## SOURCE EXTRACT
▶

We have seen throughout history that it is very unlikely for both members of a couple to die on the same day, except in the cases of unexpected tragedies and other similar, unfortunate events.
The Succession Law 1965 states that in any situation where a person passes away and does not leave a will, his estate will be divided according to “heirs according to law,” which is generally determined according to blood relationship.
This division states that upon the death of the person, the estate will be divided as follows: half will go to the spouse and half to the children. If you are interested in ensuring your financial rights, as well as the savings and the household that you created together with your spouse is passed on to your remaining spouse, it is important to draw up a mutual will.
A mutual will refers to two wills that rely on each other. It can be written in one document or in two separate wills, and the main idea is that in any situation where one spouse dies, the property will pass to the other spouse in full. Only once both spouses have passed away can the descendants benefit from the deceased couple’s estate.
A mutual will is the only case that allows a party included in the inheritance to be present during its drafting, for example, one of the children, without this affecting its credibility.
This can prevent a situation, for example, where the widower is forced to leave the apartment that they lived in for many years due to the children’s desire to sell the apartment and receive their share of the inheritance according to law.
In this article, we will explain the amendment to the law added in August 2005, how mutual wills can be revoked both pre- and post- amendment, as well as how mutual wills can be changed in an agreed upon and legal manner.
Amendment to the Law of Inheritance – Mutual Wills
Spouses in a mutual will enter into an agreement to which they are both obligated to abide by. The revocation of a mutual will is done in accordance with Section 8a of the Succession Law and is a special case within the general category of will annulments. This section entered into force in August 2005, as part of the 12th amendment to the law.
This is the language of the amended law:
“8a. (a) Spouses may write wills based on the reliance of one spouse in the will of the other spouse; such wills can be made whether the beneficiary, according to any of the wills, is the spouse or whether he is a third party, it can be either two documents drawn up at the time or one document (in this section – mutual wills). (b) Revocation of a mutual will is not valid unless one of the following occurs:
(1) While both spouses are alive – the testator requesting to revoke his will shall give written notice of the revocation of the will to the other testator; Notice was given as mentioned, the nullity of the mutual wills of both testators;
(2) After the death of one of the spouses – (a) As long as the estate is not divided – the surviving spouse who wishes to revoke his will may exclude himself, not for his benefit but for the benefit of his child or for the benefit of the brother of the testator, any portion or part of the estate that he is supposed to receive according to the mutual will of the testator who died; (b) After the division of the estate – the surviving spouse who seeks to revoke his will may return everything he inherited according to the mutual will to the estate, and if this is impossible or unreasonable – he will return the value of the portion or part of the estate he inherited; (c) The provisions of subsection (b) will apply if there is no other provision in the mutual wills, but a provision that completely denies the right to revoke the will during the lifetime of both spouses is null and void.”
Revoking a mutual will before 2005 was a simpler process, since mutual wills made before the amendment to the law did not establish a real, mutual obligation between the spouses. The amendment actually created a binding legal procedure for these wills. Thus, before the amendment, one of the spouses could change or annul the will without notifying the other spouse.
The rule is that the existence of reliance must be proven in mutual wills drawn up before August 2005, while the amendment sees reliance as a necessary aspect of the will’s evaluation. In wills made before the amendment to the law, one of the spouses could revoke his will without notifying the other spouse and still enjoy his share of the inheritance.

◀

## TASK BRIEF
Reproduce the stretch of the article on mutual wills from "In this article, we" through "and legal manner.". Work only from the article on mutual wills.

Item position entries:
▶

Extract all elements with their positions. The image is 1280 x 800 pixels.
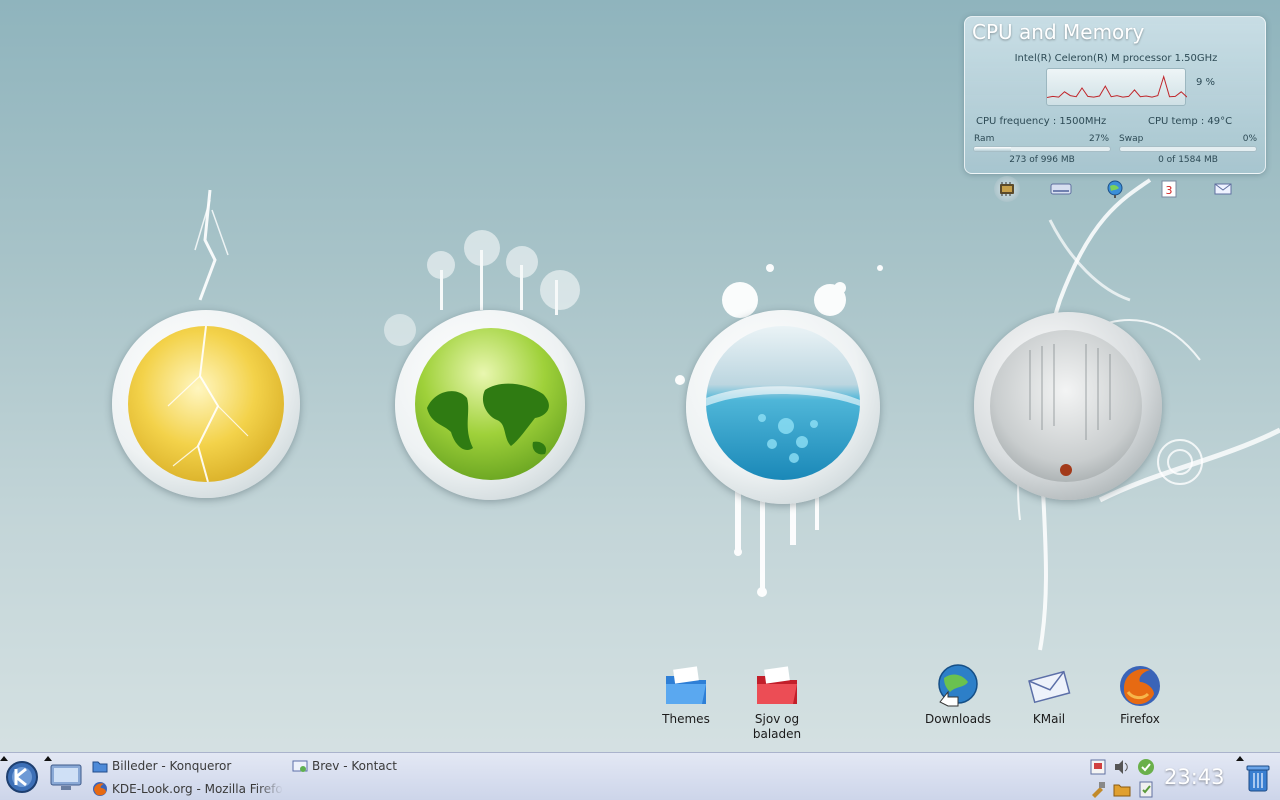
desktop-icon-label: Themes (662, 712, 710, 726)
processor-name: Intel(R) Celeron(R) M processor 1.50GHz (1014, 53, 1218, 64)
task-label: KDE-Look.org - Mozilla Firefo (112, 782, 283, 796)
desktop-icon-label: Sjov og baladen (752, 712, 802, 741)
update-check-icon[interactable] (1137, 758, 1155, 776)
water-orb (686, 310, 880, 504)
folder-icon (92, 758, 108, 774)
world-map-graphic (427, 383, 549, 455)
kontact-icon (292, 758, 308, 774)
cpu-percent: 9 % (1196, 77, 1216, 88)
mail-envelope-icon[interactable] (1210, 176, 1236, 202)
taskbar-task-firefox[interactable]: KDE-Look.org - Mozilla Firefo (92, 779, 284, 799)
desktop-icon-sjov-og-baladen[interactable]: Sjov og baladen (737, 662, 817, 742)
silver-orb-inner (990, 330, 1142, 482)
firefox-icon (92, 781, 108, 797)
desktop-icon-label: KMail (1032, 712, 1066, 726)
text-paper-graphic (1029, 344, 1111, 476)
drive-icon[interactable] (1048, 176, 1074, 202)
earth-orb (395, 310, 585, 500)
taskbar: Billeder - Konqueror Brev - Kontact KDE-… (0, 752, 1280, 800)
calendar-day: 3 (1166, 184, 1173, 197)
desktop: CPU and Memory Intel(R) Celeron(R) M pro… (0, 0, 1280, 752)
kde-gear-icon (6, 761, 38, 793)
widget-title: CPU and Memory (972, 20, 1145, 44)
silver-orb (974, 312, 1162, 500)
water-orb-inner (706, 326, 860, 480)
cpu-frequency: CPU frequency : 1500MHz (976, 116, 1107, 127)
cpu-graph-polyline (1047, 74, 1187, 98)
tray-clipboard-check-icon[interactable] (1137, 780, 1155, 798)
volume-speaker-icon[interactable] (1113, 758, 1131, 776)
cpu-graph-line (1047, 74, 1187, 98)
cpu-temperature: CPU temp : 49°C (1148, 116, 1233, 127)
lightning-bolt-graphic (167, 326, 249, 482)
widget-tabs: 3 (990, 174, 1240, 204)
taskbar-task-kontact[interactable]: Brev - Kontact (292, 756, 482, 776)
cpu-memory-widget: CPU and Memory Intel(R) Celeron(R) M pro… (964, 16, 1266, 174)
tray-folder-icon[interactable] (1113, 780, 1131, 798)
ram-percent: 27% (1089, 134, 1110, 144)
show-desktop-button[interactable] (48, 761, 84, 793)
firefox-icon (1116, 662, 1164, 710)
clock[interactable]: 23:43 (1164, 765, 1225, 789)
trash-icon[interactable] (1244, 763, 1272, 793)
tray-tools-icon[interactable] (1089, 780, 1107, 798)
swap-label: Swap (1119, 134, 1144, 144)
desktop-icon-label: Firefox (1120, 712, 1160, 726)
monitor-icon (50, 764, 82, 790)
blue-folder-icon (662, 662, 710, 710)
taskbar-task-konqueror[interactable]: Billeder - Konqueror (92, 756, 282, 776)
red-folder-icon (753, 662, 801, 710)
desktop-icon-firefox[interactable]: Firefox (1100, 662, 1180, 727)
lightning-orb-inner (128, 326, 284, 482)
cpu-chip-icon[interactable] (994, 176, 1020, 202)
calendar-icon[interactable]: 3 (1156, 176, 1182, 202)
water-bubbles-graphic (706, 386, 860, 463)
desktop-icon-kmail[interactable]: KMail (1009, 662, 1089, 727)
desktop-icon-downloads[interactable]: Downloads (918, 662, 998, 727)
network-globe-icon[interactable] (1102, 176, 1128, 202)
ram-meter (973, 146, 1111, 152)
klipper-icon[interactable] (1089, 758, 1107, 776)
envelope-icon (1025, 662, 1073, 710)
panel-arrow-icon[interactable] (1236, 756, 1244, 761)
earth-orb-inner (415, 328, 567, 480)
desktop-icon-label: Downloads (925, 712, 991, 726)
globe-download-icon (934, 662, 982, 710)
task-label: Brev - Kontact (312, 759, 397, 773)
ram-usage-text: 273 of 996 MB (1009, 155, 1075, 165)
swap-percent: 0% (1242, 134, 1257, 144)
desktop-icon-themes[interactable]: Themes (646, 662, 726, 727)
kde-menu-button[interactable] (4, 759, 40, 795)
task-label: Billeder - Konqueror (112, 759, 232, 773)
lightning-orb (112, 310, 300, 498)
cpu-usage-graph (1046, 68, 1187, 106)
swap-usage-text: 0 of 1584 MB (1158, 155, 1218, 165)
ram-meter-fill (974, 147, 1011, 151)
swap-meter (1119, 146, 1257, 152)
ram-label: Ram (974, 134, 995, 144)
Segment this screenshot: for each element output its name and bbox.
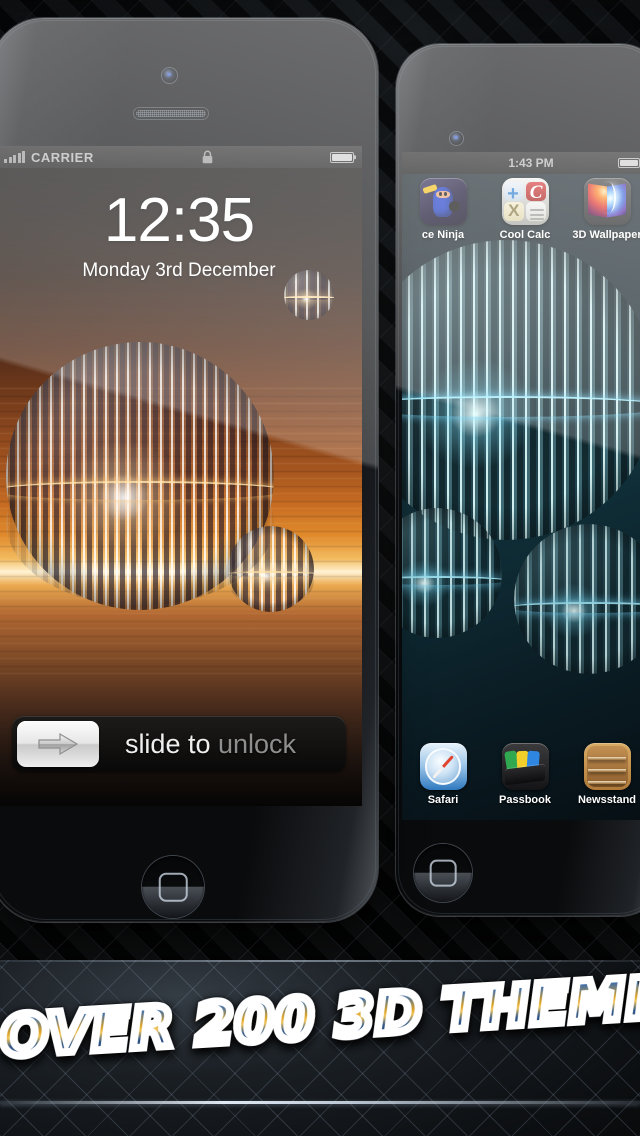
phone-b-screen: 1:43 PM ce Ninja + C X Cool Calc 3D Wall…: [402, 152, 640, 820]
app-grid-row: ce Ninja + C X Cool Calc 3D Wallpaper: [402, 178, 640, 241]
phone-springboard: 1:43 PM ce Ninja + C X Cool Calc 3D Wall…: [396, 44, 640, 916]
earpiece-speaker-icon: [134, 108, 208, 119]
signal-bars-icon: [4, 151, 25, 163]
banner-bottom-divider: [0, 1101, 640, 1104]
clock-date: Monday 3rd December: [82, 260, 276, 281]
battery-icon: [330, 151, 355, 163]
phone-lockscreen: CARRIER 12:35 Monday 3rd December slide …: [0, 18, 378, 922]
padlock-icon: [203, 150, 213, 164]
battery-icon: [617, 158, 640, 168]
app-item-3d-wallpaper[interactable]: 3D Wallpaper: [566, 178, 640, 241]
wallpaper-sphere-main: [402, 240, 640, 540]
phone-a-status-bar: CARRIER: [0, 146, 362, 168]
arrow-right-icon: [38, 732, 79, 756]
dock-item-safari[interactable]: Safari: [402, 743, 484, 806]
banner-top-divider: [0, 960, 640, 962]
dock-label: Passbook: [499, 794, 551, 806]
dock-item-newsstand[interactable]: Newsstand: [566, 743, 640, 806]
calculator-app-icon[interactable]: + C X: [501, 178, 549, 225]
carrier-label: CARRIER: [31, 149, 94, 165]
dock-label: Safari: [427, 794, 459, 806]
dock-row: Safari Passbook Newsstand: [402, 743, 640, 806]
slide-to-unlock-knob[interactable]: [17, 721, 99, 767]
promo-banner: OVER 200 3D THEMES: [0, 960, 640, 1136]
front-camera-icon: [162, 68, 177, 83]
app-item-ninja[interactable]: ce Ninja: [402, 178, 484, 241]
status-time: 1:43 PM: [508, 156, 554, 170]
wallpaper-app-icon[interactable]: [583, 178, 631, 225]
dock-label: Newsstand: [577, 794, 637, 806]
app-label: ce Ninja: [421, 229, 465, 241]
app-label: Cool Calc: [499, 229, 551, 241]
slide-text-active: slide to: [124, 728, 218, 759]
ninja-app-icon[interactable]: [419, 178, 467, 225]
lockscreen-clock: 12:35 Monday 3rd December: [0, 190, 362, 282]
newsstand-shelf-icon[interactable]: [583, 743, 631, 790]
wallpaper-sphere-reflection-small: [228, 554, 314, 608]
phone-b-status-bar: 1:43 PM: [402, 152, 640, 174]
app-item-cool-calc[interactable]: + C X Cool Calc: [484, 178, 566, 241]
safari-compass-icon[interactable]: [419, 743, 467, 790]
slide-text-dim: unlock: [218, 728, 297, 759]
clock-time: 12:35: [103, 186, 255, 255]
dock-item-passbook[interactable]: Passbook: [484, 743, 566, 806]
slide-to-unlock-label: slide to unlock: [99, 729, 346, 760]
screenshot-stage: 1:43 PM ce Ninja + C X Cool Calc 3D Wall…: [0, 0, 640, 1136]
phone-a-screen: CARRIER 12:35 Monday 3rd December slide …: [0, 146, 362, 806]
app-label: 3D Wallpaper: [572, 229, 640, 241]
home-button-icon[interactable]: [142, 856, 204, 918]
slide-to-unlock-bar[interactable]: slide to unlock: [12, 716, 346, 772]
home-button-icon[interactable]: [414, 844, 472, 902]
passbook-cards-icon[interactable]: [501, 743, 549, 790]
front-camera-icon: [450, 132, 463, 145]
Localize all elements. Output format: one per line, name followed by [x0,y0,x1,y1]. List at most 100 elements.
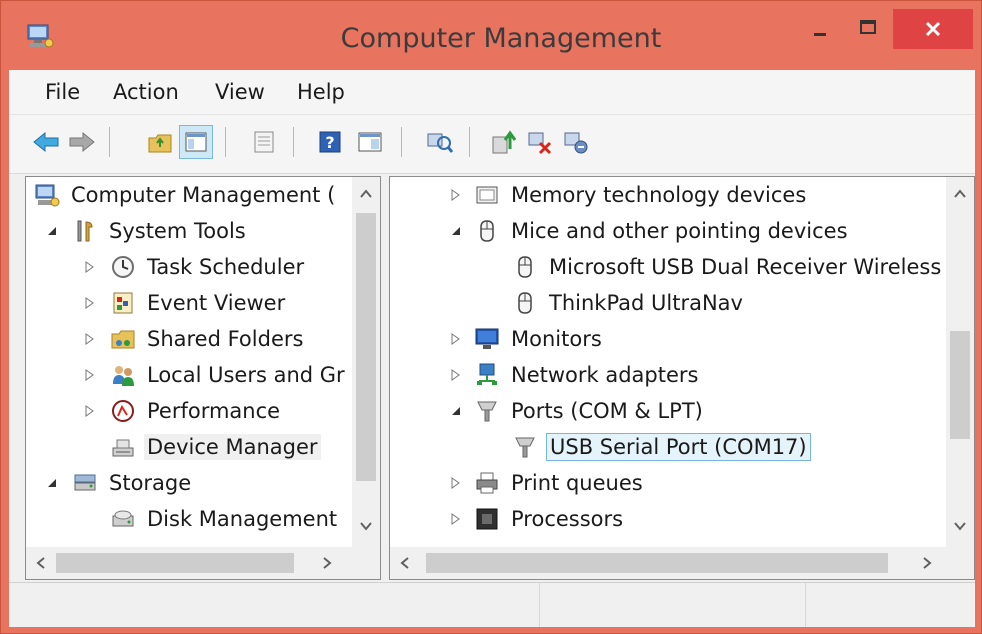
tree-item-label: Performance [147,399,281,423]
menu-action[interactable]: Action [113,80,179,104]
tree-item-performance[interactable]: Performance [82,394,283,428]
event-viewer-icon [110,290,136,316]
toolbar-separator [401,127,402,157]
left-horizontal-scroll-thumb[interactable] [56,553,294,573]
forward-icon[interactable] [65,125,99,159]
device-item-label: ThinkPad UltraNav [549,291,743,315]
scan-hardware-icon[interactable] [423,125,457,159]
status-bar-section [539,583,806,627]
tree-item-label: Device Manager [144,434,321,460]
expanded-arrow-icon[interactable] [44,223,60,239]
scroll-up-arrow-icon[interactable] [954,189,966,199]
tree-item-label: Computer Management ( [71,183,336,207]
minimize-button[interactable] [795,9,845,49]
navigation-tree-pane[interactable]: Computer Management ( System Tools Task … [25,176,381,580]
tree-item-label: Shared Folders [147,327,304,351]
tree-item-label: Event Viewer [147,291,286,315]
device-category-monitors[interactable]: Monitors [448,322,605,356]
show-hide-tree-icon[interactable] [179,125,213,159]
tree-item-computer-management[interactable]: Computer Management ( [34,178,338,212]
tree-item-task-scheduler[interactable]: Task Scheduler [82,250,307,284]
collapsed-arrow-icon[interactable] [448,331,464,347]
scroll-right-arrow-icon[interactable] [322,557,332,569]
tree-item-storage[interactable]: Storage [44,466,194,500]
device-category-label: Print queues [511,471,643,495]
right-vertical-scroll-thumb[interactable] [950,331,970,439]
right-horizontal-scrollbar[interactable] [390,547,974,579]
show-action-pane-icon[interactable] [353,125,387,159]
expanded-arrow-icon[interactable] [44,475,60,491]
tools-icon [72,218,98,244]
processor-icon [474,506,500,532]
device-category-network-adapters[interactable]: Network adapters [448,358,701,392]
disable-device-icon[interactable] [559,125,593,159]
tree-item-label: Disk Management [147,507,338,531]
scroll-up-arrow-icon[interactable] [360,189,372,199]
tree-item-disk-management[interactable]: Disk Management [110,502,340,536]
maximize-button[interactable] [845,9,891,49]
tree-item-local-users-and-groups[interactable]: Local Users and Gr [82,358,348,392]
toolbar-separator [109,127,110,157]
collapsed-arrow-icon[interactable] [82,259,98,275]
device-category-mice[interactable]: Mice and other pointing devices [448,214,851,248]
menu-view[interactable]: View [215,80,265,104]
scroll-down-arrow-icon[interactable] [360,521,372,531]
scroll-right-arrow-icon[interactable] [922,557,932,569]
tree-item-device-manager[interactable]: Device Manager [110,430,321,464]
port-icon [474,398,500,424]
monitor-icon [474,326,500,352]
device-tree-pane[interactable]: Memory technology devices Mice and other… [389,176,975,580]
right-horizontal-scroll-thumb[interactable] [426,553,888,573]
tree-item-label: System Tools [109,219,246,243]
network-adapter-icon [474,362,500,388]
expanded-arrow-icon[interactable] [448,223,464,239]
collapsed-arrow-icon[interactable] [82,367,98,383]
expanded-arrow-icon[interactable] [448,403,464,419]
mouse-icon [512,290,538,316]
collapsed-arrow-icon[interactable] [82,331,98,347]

◀

## EXERCISE RESPONSE
In this article, we will explain the amendment to the law added in August 2005, how mutual wills can be revoked both pre- and post- amendment, as well as how mutual wills can be changed in an agreed upon and legal manner.